═══ Input data ═══

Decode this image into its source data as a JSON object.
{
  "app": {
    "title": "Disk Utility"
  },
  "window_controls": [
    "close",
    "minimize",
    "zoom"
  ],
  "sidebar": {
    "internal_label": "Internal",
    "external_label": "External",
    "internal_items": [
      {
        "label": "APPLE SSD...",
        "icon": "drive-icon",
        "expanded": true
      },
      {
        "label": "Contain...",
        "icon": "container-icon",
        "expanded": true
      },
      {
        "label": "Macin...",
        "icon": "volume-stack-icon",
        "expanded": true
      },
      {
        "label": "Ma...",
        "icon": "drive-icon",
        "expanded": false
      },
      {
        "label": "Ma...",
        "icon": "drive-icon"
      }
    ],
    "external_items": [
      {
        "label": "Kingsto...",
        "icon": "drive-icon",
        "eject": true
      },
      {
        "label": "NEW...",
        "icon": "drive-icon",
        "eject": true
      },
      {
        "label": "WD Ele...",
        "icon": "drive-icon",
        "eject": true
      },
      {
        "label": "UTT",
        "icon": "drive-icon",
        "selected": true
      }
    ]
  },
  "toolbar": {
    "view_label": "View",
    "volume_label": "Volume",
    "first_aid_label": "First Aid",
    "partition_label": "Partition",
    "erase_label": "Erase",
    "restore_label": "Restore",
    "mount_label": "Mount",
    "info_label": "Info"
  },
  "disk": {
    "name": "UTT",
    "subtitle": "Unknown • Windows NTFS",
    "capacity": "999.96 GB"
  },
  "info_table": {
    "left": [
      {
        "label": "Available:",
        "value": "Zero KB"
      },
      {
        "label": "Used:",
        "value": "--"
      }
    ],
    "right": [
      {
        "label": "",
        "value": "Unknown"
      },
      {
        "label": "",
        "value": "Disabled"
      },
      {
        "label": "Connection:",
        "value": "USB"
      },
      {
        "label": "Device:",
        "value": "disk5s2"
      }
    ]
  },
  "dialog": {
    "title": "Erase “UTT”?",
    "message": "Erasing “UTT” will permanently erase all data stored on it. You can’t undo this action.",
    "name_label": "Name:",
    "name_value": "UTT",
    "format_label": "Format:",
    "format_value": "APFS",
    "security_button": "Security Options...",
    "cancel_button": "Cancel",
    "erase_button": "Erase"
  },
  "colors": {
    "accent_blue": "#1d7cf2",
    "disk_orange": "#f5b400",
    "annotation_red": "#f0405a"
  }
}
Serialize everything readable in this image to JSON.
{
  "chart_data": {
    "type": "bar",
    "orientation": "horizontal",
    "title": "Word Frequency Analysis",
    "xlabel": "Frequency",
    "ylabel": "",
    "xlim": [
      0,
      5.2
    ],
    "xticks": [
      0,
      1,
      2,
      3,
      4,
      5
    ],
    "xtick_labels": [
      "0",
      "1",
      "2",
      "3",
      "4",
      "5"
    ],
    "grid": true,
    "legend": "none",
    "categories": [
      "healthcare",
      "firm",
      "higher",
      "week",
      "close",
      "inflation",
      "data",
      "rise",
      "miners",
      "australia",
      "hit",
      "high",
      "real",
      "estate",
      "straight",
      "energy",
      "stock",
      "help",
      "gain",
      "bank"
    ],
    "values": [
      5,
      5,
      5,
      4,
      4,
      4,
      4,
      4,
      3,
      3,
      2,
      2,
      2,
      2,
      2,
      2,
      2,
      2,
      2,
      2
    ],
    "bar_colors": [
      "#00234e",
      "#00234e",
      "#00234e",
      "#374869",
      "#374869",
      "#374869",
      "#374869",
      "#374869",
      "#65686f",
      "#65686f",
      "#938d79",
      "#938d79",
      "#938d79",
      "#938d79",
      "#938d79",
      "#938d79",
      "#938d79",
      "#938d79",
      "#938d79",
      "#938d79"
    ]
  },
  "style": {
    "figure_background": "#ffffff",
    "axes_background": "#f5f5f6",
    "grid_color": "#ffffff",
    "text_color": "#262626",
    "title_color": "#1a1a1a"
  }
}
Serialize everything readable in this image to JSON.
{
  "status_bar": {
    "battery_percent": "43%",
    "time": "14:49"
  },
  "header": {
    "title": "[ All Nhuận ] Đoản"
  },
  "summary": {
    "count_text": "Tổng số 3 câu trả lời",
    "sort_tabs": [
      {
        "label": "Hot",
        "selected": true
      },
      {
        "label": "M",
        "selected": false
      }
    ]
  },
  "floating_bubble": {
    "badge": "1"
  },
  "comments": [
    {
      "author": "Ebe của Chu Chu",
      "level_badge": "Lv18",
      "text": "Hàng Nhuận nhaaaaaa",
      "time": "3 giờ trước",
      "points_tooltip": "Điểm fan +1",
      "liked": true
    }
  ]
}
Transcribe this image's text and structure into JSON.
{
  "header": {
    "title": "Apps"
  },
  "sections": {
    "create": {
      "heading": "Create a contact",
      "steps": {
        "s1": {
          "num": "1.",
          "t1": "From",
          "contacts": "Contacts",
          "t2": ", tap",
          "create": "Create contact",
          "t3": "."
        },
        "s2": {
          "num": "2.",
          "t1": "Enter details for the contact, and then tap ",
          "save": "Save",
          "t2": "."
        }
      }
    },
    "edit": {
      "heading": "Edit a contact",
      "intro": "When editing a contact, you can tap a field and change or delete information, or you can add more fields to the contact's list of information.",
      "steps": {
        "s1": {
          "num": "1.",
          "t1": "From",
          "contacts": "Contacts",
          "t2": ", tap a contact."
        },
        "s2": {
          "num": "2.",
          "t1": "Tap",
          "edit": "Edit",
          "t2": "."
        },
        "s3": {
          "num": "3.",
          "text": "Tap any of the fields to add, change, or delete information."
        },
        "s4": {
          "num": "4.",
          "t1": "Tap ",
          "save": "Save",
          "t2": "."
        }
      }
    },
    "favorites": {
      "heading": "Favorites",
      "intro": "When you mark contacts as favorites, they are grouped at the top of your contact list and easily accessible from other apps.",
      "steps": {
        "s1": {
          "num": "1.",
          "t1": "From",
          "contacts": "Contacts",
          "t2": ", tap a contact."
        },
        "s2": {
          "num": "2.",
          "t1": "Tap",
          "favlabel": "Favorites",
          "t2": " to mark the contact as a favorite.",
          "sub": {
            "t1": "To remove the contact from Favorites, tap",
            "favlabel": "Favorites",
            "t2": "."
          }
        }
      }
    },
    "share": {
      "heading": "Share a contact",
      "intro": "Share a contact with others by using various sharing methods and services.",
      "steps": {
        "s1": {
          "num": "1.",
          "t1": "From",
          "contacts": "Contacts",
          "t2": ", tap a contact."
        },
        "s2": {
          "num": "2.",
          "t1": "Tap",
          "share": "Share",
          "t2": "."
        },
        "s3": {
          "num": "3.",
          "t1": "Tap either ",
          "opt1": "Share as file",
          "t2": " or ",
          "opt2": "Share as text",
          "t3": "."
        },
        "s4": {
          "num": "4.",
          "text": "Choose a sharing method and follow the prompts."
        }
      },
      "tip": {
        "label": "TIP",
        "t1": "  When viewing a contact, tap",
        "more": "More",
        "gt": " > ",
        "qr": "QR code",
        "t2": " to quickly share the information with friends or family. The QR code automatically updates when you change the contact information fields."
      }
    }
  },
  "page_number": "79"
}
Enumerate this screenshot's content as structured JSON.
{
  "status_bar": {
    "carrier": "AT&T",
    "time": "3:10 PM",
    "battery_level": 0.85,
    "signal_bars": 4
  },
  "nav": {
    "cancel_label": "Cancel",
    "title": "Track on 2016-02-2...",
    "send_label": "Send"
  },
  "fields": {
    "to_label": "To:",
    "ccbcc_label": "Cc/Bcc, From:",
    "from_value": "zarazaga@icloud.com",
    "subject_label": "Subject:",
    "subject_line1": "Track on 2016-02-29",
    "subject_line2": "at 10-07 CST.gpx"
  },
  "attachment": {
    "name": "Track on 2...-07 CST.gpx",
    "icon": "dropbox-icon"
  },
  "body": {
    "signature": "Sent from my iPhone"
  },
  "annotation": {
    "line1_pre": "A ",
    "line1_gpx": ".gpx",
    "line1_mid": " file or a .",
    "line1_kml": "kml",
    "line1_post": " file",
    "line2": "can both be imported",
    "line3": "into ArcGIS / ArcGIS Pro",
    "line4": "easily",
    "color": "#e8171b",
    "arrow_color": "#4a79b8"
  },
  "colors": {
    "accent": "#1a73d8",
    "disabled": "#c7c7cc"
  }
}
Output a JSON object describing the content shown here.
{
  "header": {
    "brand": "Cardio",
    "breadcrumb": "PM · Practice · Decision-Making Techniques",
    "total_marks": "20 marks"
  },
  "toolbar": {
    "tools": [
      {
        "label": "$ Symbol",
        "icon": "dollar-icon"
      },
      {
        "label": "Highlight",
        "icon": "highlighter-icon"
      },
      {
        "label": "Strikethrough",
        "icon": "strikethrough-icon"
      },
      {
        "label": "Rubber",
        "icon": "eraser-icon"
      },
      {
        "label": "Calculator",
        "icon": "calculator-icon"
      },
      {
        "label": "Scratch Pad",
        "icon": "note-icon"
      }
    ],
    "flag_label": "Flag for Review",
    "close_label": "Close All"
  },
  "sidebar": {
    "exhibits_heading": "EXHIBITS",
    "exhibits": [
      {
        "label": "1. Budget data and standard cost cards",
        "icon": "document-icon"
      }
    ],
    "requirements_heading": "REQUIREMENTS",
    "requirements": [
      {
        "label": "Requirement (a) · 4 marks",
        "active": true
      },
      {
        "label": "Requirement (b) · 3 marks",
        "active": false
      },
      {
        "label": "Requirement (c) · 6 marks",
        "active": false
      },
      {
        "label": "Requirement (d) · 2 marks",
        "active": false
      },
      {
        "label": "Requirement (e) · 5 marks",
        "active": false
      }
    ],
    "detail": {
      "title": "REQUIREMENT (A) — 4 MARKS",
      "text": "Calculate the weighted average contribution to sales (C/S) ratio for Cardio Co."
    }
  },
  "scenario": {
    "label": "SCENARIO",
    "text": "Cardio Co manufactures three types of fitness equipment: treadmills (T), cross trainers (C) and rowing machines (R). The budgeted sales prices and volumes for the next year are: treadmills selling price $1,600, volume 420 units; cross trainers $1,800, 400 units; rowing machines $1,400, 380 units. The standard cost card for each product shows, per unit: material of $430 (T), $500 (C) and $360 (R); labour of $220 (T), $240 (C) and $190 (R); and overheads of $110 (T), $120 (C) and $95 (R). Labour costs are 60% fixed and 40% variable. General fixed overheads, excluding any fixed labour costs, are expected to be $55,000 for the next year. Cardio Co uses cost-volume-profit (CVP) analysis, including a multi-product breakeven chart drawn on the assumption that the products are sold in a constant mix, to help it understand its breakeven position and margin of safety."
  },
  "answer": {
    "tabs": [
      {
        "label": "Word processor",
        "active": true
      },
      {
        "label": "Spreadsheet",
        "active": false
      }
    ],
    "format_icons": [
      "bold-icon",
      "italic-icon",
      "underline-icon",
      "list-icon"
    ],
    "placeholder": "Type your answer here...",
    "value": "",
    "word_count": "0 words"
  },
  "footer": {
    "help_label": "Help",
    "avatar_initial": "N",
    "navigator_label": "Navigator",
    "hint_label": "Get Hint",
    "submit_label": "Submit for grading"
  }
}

═══

Your goal:
Select, from the listing, all lines that include the word "favlabel".

Answer in full:
          "favlabel": "Favorites",
            "favlabel": "Favorites",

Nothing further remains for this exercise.